* [What is asked]: Your task is to copy the listing exactly. Drop any pictures from the copy.

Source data
· · ·
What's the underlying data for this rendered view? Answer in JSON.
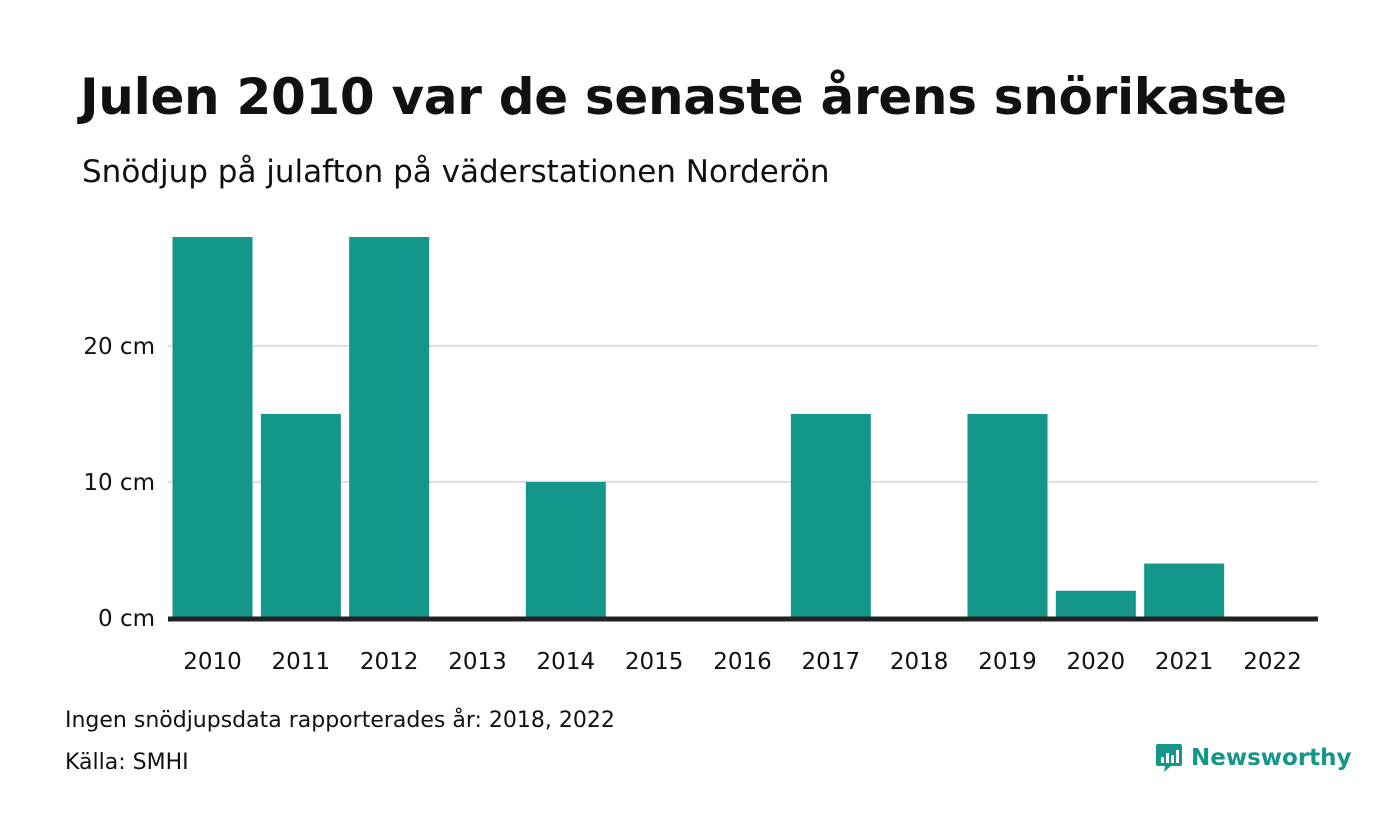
{
  "colors": {
    "bar": "#14968a",
    "grid": "#dddddd",
    "baseline": "#222222",
    "brand": "#14968a"
  },
  "brand": {
    "name": "Newsworthy",
    "icon": "newsworthy-logo-icon"
  },
  "footer": {
    "note": "Ingen snödjupsdata rapporterades år: 2018, 2022",
    "source": "Källa: SMHI"
  },
  "chart_data": {
    "type": "bar",
    "title": "Julen 2010 var de senaste årens snörikaste",
    "subtitle": "Snödjup på julafton på väderstationen Norderön",
    "xlabel": "",
    "ylabel": "",
    "categories": [
      "2010",
      "2011",
      "2012",
      "2013",
      "2014",
      "2015",
      "2016",
      "2017",
      "2018",
      "2019",
      "2020",
      "2021",
      "2022"
    ],
    "values": [
      28,
      15,
      28,
      0,
      10,
      0,
      0,
      15,
      null,
      15,
      2,
      4,
      null
    ],
    "ylim": [
      0,
      28
    ],
    "yticks": [
      0,
      10,
      20
    ],
    "ytick_labels": [
      "0 cm",
      "10 cm",
      "20 cm"
    ],
    "grid": true,
    "legend": "none"
  }
}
· · ·
* [Correct answer]:
What's the underlying data for this rendered view? Answer in JSON.
{
  "colors": {
    "bar": "#14968a",
    "grid": "#dddddd",
    "baseline": "#222222",
    "brand": "#14968a"
  },
  "brand": {
    "name": "Newsworthy",
    "icon": "newsworthy-logo-icon"
  },
  "footer": {
    "note": "Ingen snödjupsdata rapporterades år: 2018, 2022",
    "source": "Källa: SMHI"
  },
  "chart_data": {
    "type": "bar",
    "title": "Julen 2010 var de senaste årens snörikaste",
    "subtitle": "Snödjup på julafton på väderstationen Norderön",
    "xlabel": "",
    "ylabel": "",
    "categories": [
      "2010",
      "2011",
      "2012",
      "2013",
      "2014",
      "2015",
      "2016",
      "2017",
      "2018",
      "2019",
      "2020",
      "2021",
      "2022"
    ],
    "values": [
      28,
      15,
      28,
      0,
      10,
      0,
      0,
      15,
      null,
      15,
      2,
      4,
      null
    ],
    "ylim": [
      0,
      28
    ],
    "yticks": [
      0,
      10,
      20
    ],
    "ytick_labels": [
      "0 cm",
      "10 cm",
      "20 cm"
    ],
    "grid": true,
    "legend": "none"
  }
}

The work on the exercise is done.